• Task goal:
Provide the records once more, identical to the original.

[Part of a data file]
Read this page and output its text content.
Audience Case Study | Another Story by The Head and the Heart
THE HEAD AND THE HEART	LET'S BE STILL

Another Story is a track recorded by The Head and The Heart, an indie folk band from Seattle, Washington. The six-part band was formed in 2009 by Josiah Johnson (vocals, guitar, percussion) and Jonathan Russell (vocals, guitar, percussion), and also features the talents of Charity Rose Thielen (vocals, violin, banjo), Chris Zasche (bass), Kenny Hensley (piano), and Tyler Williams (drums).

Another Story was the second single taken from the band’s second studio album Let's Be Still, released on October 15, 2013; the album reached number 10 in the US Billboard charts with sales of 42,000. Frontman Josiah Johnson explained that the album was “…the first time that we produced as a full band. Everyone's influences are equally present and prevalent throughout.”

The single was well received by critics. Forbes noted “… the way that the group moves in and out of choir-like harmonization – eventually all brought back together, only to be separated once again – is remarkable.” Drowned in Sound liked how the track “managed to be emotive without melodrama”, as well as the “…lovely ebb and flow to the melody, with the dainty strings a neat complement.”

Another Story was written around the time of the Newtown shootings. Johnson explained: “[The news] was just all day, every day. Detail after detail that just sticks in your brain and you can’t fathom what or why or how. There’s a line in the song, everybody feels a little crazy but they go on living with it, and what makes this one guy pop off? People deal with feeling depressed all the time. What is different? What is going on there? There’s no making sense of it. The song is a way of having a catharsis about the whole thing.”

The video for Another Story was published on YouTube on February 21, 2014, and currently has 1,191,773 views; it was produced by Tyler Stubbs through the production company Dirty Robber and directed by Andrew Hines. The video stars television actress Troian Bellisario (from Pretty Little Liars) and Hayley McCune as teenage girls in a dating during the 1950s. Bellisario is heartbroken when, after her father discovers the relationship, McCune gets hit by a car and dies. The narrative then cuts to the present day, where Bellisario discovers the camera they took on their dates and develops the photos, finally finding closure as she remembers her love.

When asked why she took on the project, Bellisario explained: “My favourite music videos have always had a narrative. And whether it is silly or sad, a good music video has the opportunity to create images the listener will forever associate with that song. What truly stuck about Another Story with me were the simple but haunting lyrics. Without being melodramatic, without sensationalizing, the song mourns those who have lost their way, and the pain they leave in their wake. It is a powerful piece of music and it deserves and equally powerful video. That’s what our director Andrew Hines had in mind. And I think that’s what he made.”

• Solved exercise:
Read this page and output its text content.
Audience Case Study | Another Story by The Head and the Heart
THE HEAD AND THE HEART	LET'S BE STILL

Another Story is a track recorded by The Head and The Heart, an indie folk band from Seattle, Washington. The six-part band was formed in 2009 by Josiah Johnson (vocals, guitar, percussion) and Jonathan Russell (vocals, guitar, percussion), and also features the talents of Charity Rose Thielen (vocals, violin, banjo), Chris Zasche (bass), Kenny Hensley (piano), and Tyler Williams (drums).

Another Story was the second single taken from the band’s second studio album Let's Be Still, released on October 15, 2013; the album reached number 10 in the US Billboard charts with sales of 42,000. Frontman Josiah Johnson explained that the album was “…the first time that we produced as a full band. Everyone's influences are equally present and prevalent throughout.”

The single was well received by critics. Forbes noted “… the way that the group moves in and out of choir-like harmonization – eventually all brought back together, only to be separated once again – is remarkable.” Drowned in Sound liked how the track “managed to be emotive without melodrama”, as well as the “…lovely ebb and flow to the melody, with the dainty strings a neat complement.”

Another Story was written around the time of the Newtown shootings. Johnson explained: “[The news] was just all day, every day. Detail after detail that just sticks in your brain and you can’t fathom what or why or how. There’s a line in the song, everybody feels a little crazy but they go on living with it, and what makes this one guy pop off? People deal with feeling depressed all the time. What is different? What is going on there? There’s no making sense of it. The song is a way of having a catharsis about the whole thing.”

The video for Another Story was published on YouTube on February 21, 2014, and currently has 1,191,773 views; it was produced by Tyler Stubbs through the production company Dirty Robber and directed by Andrew Hines. The video stars television actress Troian Bellisario (from Pretty Little Liars) and Hayley McCune as teenage girls in a dating during the 1950s. Bellisario is heartbroken when, after her father discovers the relationship, McCune gets hit by a car and dies. The narrative then cuts to the present day, where Bellisario discovers the camera they took on their dates and develops the photos, finally finding closure as she remembers her love.

When asked why she took on the project, Bellisario explained: “My favourite music videos have always had a narrative. And whether it is silly or sad, a good music video has the opportunity to create images the listener will forever associate with that song. What truly stuck about Another Story with me were the simple but haunting lyrics. Without being melodramatic, without sensationalizing, the song mourns those who have lost their way, and the pain they leave in their wake. It is a powerful piece of music and it deserves and equally powerful video. That’s what our director Andrew Hines had in mind. And I think that’s what he made.”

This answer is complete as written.